▸ TASK GOAL:
Copy each line below without leaving any out.

▸ Dataset entries on figures:
:::::
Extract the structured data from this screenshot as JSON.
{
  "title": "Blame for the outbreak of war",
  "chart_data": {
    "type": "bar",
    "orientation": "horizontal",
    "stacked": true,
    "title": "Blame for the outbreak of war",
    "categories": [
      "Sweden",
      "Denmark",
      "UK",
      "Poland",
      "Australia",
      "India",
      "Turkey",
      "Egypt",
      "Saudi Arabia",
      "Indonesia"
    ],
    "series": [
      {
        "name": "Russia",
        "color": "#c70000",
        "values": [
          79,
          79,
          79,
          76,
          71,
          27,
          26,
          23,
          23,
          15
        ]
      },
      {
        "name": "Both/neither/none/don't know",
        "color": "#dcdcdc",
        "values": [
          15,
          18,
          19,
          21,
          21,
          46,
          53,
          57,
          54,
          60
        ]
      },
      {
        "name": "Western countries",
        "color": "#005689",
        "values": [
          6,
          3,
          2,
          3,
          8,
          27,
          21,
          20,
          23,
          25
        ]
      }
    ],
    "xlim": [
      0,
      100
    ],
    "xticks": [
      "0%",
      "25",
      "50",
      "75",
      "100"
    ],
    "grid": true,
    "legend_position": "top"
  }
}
:::::
▸ FINISHED ANSWER:
Extract the structured data from this screenshot as JSON.
{
  "title": "Blame for the outbreak of war",
  "chart_data": {
    "type": "bar",
    "orientation": "horizontal",
    "stacked": true,
    "title": "Blame for the outbreak of war",
    "categories": [
      "Sweden",
      "Denmark",
      "UK",
      "Poland",
      "Australia",
      "India",
      "Turkey",
      "Egypt",
      "Saudi Arabia",
      "Indonesia"
    ],
    "series": [
      {
        "name": "Russia",
        "color": "#c70000",
        "values": [
          79,
          79,
          79,
          76,
          71,
          27,
          26,
          23,
          23,
          15
        ]
      },
      {
        "name": "Both/neither/none/don't know",
        "color": "#dcdcdc",
        "values": [
          15,
          18,
          19,
          21,
          21,
          46,
          53,
          57,
          54,
          60
        ]
      },
      {
        "name": "Western countries",
        "color": "#005689",
        "values": [
          6,
          3,
          2,
          3,
          8,
          27,
          21,
          20,
          23,
          25
        ]
      }
    ],
    "xlim": [
      0,
      100
    ],
    "xticks": [
      "0%",
      "25",
      "50",
      "75",
      "100"
    ],
    "grid": true,
    "legend_position": "top"
  }
}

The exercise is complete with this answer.